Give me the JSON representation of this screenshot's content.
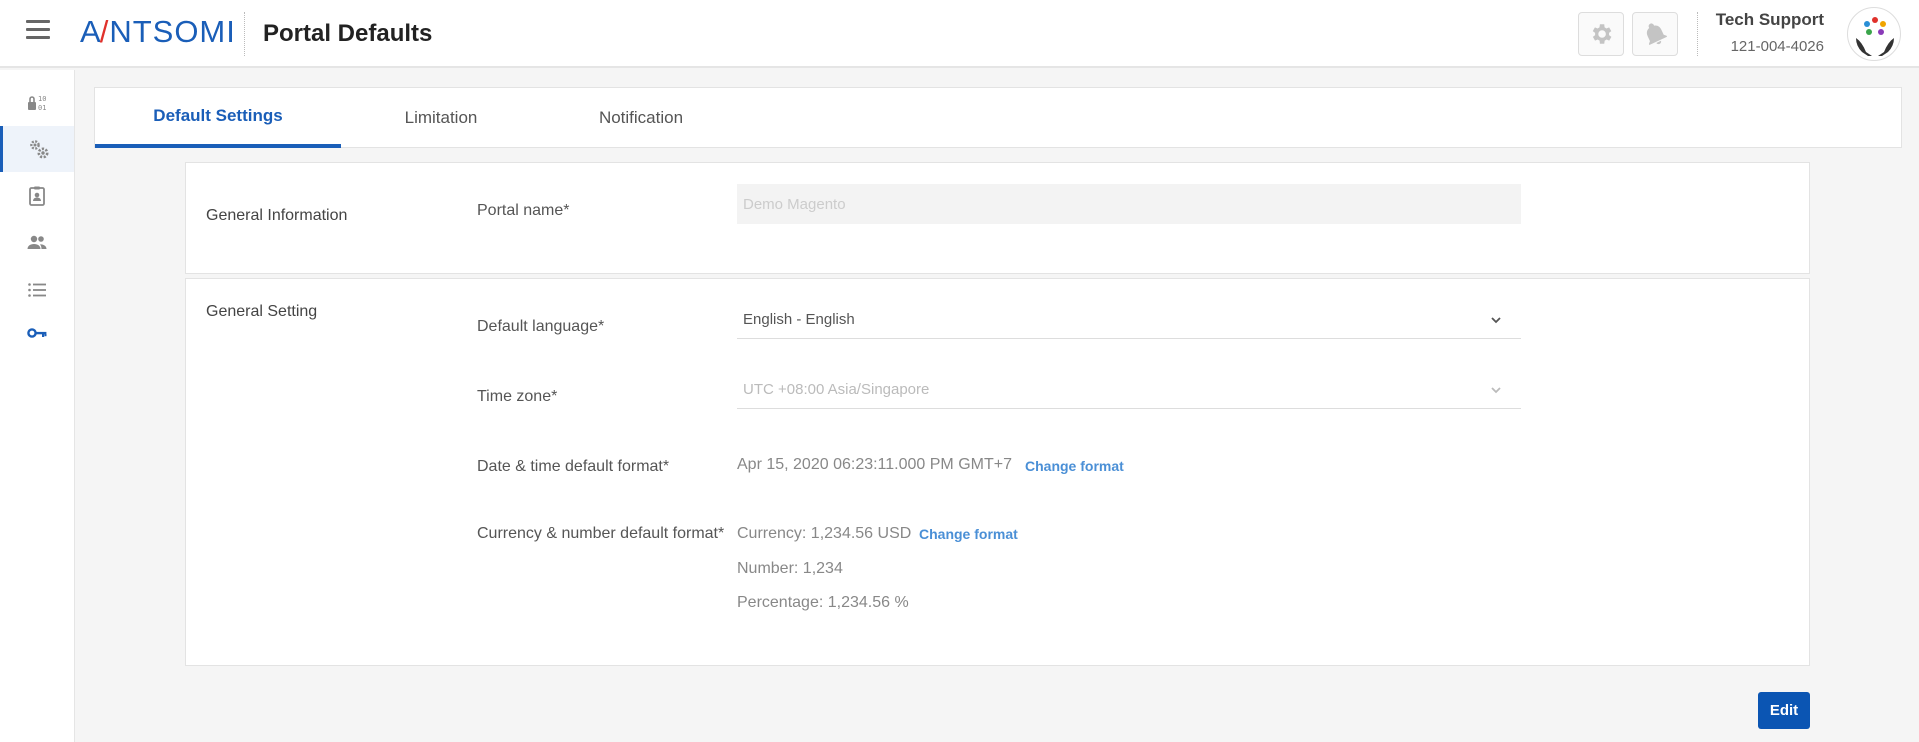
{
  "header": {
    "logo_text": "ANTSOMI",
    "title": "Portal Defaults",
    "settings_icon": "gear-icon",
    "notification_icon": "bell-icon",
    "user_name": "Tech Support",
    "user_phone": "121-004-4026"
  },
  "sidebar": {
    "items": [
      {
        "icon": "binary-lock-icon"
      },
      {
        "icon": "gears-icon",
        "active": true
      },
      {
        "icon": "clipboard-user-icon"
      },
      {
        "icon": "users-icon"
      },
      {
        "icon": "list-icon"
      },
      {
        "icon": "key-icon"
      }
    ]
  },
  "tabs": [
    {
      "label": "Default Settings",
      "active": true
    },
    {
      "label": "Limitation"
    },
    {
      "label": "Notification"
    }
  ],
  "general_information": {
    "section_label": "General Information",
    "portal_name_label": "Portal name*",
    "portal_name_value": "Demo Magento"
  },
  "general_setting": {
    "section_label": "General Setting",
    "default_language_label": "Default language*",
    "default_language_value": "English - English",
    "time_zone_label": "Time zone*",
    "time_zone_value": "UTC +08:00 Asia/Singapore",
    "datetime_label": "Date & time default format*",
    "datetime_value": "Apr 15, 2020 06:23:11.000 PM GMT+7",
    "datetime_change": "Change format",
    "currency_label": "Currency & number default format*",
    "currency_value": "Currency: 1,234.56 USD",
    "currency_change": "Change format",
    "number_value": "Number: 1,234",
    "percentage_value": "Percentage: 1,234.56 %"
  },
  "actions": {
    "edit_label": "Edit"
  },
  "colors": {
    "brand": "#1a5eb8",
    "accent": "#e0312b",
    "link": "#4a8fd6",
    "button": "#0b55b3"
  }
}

**Requirement**. Transcribe the material as is, with images omitted.

**Expected answer**.
Give me the JSON representation of this screenshot's content.
{
  "header": {
    "logo_text": "ANTSOMI",
    "title": "Portal Defaults",
    "settings_icon": "gear-icon",
    "notification_icon": "bell-icon",
    "user_name": "Tech Support",
    "user_phone": "121-004-4026"
  },
  "sidebar": {
    "items": [
      {
        "icon": "binary-lock-icon"
      },
      {
        "icon": "gears-icon",
        "active": true
      },
      {
        "icon": "clipboard-user-icon"
      },
      {
        "icon": "users-icon"
      },
      {
        "icon": "list-icon"
      },
      {
        "icon": "key-icon"
      }
    ]
  },
  "tabs": [
    {
      "label": "Default Settings",
      "active": true
    },
    {
      "label": "Limitation"
    },
    {
      "label": "Notification"
    }
  ],
  "general_information": {
    "section_label": "General Information",
    "portal_name_label": "Portal name*",
    "portal_name_value": "Demo Magento"
  },
  "general_setting": {
    "section_label": "General Setting",
    "default_language_label": "Default language*",
    "default_language_value": "English - English",
    "time_zone_label": "Time zone*",
    "time_zone_value": "UTC +08:00 Asia/Singapore",
    "datetime_label": "Date & time default format*",
    "datetime_value": "Apr 15, 2020 06:23:11.000 PM GMT+7",
    "datetime_change": "Change format",
    "currency_label": "Currency & number default format*",
    "currency_value": "Currency: 1,234.56 USD",
    "currency_change": "Change format",
    "number_value": "Number: 1,234",
    "percentage_value": "Percentage: 1,234.56 %"
  },
  "actions": {
    "edit_label": "Edit"
  },
  "colors": {
    "brand": "#1a5eb8",
    "accent": "#e0312b",
    "link": "#4a8fd6",
    "button": "#0b55b3"
  }
}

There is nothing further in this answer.